═══ Dataset extract
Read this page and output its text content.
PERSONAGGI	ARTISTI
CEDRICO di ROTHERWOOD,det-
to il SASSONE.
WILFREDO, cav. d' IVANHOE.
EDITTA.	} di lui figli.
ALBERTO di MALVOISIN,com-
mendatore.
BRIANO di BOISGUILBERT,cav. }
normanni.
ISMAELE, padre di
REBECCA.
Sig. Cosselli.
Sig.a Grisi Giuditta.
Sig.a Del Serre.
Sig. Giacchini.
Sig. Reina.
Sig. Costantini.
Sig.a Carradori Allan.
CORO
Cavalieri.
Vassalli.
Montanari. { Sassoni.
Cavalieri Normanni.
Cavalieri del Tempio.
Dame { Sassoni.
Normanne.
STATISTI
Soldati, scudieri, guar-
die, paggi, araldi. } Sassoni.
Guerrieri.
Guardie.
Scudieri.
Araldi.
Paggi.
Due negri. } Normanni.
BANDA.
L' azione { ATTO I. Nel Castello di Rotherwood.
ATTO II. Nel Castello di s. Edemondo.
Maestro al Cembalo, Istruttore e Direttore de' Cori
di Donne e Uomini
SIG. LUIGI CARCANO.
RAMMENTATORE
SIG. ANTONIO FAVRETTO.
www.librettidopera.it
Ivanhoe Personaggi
══════
** What this task involves **
Output the listing above exactly as it appears.

** Full answer **
Read this page and output its text content.
PERSONAGGI	ARTISTI
CEDRICO di ROTHERWOOD,det-
to il SASSONE.
WILFREDO, cav. d' IVANHOE.
EDITTA.	} di lui figli.
ALBERTO di MALVOISIN,com-
mendatore.
BRIANO di BOISGUILBERT,cav. }
normanni.
ISMAELE, padre di
REBECCA.
Sig. Cosselli.
Sig.a Grisi Giuditta.
Sig.a Del Serre.
Sig. Giacchini.
Sig. Reina.
Sig. Costantini.
Sig.a Carradori Allan.
CORO
Cavalieri.
Vassalli.
Montanari. { Sassoni.
Cavalieri Normanni.
Cavalieri del Tempio.
Dame { Sassoni.
Normanne.
STATISTI
Soldati, scudieri, guar-
die, paggi, araldi. } Sassoni.
Guerrieri.
Guardie.
Scudieri.
Araldi.
Paggi.
Due negri. } Normanni.
BANDA.
L' azione { ATTO I. Nel Castello di Rotherwood.
ATTO II. Nel Castello di s. Edemondo.
Maestro al Cembalo, Istruttore e Direttore de' Cori
di Donne e Uomini
SIG. LUIGI CARCANO.
RAMMENTATORE
SIG. ANTONIO FAVRETTO.
www.librettidopera.it
Ivanhoe Personaggi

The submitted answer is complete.